Reproduce every line of the entries below verbatim, with no changes.

(Some entries)
◇ ◇ ◇ ◇ ◇ ◇ ◇

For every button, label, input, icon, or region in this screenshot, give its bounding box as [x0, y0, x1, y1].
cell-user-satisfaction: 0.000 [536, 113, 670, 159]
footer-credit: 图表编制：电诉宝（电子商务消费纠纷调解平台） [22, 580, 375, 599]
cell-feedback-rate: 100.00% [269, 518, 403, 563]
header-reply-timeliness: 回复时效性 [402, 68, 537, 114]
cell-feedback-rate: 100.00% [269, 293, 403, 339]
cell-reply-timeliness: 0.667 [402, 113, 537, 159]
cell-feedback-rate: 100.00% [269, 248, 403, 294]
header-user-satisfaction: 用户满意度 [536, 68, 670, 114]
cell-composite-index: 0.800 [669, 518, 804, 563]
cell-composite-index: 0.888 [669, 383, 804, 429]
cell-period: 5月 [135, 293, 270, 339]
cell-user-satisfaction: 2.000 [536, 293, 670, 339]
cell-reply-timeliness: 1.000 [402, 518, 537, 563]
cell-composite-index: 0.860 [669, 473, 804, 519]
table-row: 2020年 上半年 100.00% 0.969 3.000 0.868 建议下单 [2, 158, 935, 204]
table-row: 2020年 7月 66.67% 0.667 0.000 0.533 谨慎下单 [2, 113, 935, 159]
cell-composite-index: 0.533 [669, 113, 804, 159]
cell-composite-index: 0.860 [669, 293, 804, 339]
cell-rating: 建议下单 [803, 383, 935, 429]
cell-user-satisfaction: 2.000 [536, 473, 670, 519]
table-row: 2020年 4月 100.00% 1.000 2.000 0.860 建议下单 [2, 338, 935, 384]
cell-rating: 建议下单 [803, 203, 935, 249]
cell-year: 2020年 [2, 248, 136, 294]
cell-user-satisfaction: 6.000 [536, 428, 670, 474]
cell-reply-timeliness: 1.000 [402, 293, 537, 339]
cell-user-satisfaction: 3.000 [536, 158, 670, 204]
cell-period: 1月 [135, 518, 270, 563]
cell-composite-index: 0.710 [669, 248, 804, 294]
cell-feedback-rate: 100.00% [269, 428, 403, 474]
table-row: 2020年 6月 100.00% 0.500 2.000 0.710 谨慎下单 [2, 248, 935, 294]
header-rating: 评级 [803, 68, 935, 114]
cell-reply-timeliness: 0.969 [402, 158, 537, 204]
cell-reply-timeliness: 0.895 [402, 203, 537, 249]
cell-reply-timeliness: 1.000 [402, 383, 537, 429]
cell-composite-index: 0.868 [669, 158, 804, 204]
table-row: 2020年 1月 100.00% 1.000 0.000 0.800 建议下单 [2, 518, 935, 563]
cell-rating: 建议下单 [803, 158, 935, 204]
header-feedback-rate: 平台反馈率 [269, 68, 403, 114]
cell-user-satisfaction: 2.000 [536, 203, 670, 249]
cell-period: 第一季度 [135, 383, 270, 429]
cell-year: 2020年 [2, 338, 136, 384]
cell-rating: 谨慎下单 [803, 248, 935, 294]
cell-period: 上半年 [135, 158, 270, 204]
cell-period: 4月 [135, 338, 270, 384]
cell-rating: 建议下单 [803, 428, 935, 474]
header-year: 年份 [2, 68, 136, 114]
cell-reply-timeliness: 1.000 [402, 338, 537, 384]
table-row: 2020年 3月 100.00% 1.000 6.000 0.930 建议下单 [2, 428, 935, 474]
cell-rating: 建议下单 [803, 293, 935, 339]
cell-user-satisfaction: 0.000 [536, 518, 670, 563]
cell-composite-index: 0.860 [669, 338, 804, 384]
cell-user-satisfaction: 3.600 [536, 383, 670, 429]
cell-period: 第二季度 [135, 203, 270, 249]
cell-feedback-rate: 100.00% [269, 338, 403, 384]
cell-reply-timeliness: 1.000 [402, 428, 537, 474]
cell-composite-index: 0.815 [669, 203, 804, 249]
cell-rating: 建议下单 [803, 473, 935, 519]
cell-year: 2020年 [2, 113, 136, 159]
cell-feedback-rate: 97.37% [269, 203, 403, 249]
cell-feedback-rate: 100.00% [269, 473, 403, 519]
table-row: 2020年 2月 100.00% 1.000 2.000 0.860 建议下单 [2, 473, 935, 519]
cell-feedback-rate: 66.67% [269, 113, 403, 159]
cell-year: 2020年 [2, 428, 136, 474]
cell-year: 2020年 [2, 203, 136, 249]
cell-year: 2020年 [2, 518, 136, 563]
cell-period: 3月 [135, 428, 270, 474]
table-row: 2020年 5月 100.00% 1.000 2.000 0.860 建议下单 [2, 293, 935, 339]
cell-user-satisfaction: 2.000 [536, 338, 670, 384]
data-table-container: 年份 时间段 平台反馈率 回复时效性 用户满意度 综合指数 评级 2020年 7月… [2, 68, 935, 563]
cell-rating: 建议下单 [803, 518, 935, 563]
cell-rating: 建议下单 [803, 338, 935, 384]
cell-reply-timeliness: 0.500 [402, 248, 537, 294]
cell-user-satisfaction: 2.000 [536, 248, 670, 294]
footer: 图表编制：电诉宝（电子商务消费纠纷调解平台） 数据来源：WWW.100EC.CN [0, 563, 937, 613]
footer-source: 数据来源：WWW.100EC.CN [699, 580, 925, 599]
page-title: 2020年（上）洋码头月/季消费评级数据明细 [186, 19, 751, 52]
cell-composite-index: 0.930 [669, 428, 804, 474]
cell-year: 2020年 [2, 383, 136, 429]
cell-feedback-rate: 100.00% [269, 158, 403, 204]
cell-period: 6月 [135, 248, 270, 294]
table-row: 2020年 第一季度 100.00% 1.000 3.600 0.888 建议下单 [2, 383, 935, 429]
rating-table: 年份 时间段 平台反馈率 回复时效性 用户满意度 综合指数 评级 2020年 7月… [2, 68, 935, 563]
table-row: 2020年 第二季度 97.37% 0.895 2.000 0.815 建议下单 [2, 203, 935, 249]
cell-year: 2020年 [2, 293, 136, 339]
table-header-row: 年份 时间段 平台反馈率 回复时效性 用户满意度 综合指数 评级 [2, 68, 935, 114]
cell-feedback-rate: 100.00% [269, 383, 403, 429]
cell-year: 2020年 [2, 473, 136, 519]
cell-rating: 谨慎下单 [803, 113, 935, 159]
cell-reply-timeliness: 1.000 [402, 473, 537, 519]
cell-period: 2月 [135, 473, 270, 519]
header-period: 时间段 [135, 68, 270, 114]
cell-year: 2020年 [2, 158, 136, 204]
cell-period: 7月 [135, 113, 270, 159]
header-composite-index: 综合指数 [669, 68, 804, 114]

◇ ◇ ◇ ◇ ◇ ◇ ◇

FULL RESPONSE:
For every button, label, input, icon, or region in this screenshot, give its bounding box as [x0, y0, x1, y1].
cell-user-satisfaction: 0.000 [536, 113, 670, 159]
footer-credit: 图表编制：电诉宝（电子商务消费纠纷调解平台） [22, 580, 375, 599]
cell-feedback-rate: 100.00% [269, 518, 403, 563]
header-reply-timeliness: 回复时效性 [402, 68, 537, 114]
cell-feedback-rate: 100.00% [269, 293, 403, 339]
cell-reply-timeliness: 0.667 [402, 113, 537, 159]
cell-feedback-rate: 100.00% [269, 248, 403, 294]
header-user-satisfaction: 用户满意度 [536, 68, 670, 114]
cell-composite-index: 0.800 [669, 518, 804, 563]
cell-composite-index: 0.888 [669, 383, 804, 429]
cell-period: 5月 [135, 293, 270, 339]
cell-user-satisfaction: 2.000 [536, 293, 670, 339]
cell-reply-timeliness: 1.000 [402, 518, 537, 563]
cell-composite-index: 0.860 [669, 473, 804, 519]
table-row: 2020年 上半年 100.00% 0.969 3.000 0.868 建议下单 [2, 158, 935, 204]
table-row: 2020年 7月 66.67% 0.667 0.000 0.533 谨慎下单 [2, 113, 935, 159]
cell-composite-index: 0.533 [669, 113, 804, 159]
cell-composite-index: 0.860 [669, 293, 804, 339]
cell-rating: 建议下单 [803, 383, 935, 429]
cell-user-satisfaction: 2.000 [536, 473, 670, 519]
table-row: 2020年 4月 100.00% 1.000 2.000 0.860 建议下单 [2, 338, 935, 384]
cell-rating: 建议下单 [803, 203, 935, 249]
cell-year: 2020年 [2, 248, 136, 294]
cell-user-satisfaction: 6.000 [536, 428, 670, 474]
cell-reply-timeliness: 1.000 [402, 293, 537, 339]
cell-user-satisfaction: 3.000 [536, 158, 670, 204]
cell-period: 1月 [135, 518, 270, 563]
cell-composite-index: 0.710 [669, 248, 804, 294]
cell-feedback-rate: 100.00% [269, 428, 403, 474]
table-row: 2020年 6月 100.00% 0.500 2.000 0.710 谨慎下单 [2, 248, 935, 294]
header-rating: 评级 [803, 68, 935, 114]
cell-reply-timeliness: 0.969 [402, 158, 537, 204]
cell-reply-timeliness: 0.895 [402, 203, 537, 249]
cell-reply-timeliness: 1.000 [402, 383, 537, 429]
cell-composite-index: 0.868 [669, 158, 804, 204]
table-row: 2020年 1月 100.00% 1.000 0.000 0.800 建议下单 [2, 518, 935, 563]
cell-rating: 建议下单 [803, 158, 935, 204]
header-feedback-rate: 平台反馈率 [269, 68, 403, 114]
cell-user-satisfaction: 2.000 [536, 203, 670, 249]
cell-period: 第一季度 [135, 383, 270, 429]
cell-year: 2020年 [2, 338, 136, 384]
cell-rating: 谨慎下单 [803, 248, 935, 294]
cell-period: 上半年 [135, 158, 270, 204]
cell-period: 4月 [135, 338, 270, 384]
cell-rating: 建议下单 [803, 428, 935, 474]
header-year: 年份 [2, 68, 136, 114]
cell-reply-timeliness: 1.000 [402, 338, 537, 384]
table-row: 2020年 3月 100.00% 1.000 6.000 0.930 建议下单 [2, 428, 935, 474]
cell-rating: 建议下单 [803, 293, 935, 339]
cell-user-satisfaction: 0.000 [536, 518, 670, 563]
cell-composite-index: 0.860 [669, 338, 804, 384]
cell-user-satisfaction: 3.600 [536, 383, 670, 429]
cell-period: 第二季度 [135, 203, 270, 249]
cell-feedback-rate: 100.00% [269, 338, 403, 384]
cell-reply-timeliness: 1.000 [402, 428, 537, 474]
cell-composite-index: 0.815 [669, 203, 804, 249]
cell-rating: 建议下单 [803, 473, 935, 519]
cell-year: 2020年 [2, 113, 136, 159]
cell-feedback-rate: 97.37% [269, 203, 403, 249]
cell-feedback-rate: 100.00% [269, 473, 403, 519]
table-row: 2020年 2月 100.00% 1.000 2.000 0.860 建议下单 [2, 473, 935, 519]
cell-feedback-rate: 66.67% [269, 113, 403, 159]
cell-year: 2020年 [2, 428, 136, 474]
cell-year: 2020年 [2, 203, 136, 249]
cell-year: 2020年 [2, 518, 136, 563]
cell-period: 3月 [135, 428, 270, 474]
table-row: 2020年 5月 100.00% 1.000 2.000 0.860 建议下单 [2, 293, 935, 339]
cell-user-satisfaction: 2.000 [536, 338, 670, 384]
data-table-container: 年份 时间段 平台反馈率 回复时效性 用户满意度 综合指数 评级 2020年 7月… [2, 68, 935, 563]
cell-rating: 建议下单 [803, 518, 935, 563]
cell-rating: 建议下单 [803, 338, 935, 384]
cell-reply-timeliness: 0.500 [402, 248, 537, 294]
cell-user-satisfaction: 2.000 [536, 248, 670, 294]
footer: 图表编制：电诉宝（电子商务消费纠纷调解平台） 数据来源：WWW.100EC.CN [0, 563, 937, 613]
footer-source: 数据来源：WWW.100EC.CN [699, 580, 925, 599]
page-title: 2020年（上）洋码头月/季消费评级数据明细 [186, 19, 751, 52]
cell-composite-index: 0.930 [669, 428, 804, 474]
cell-year: 2020年 [2, 383, 136, 429]
cell-feedback-rate: 100.00% [269, 158, 403, 204]
cell-period: 6月 [135, 248, 270, 294]
table-row: 2020年 第一季度 100.00% 1.000 3.600 0.888 建议下单 [2, 383, 935, 429]
rating-table: 年份 时间段 平台反馈率 回复时效性 用户满意度 综合指数 评级 2020年 7月… [2, 68, 935, 563]
table-row: 2020年 第二季度 97.37% 0.895 2.000 0.815 建议下单 [2, 203, 935, 249]
cell-year: 2020年 [2, 293, 136, 339]
table-header-row: 年份 时间段 平台反馈率 回复时效性 用户满意度 综合指数 评级 [2, 68, 935, 114]
cell-feedback-rate: 100.00% [269, 383, 403, 429]
cell-year: 2020年 [2, 473, 136, 519]
cell-rating: 谨慎下单 [803, 113, 935, 159]
cell-reply-timeliness: 1.000 [402, 473, 537, 519]
cell-period: 2月 [135, 473, 270, 519]
header-period: 时间段 [135, 68, 270, 114]
cell-year: 2020年 [2, 158, 136, 204]
cell-period: 7月 [135, 113, 270, 159]
header-composite-index: 综合指数 [669, 68, 804, 114]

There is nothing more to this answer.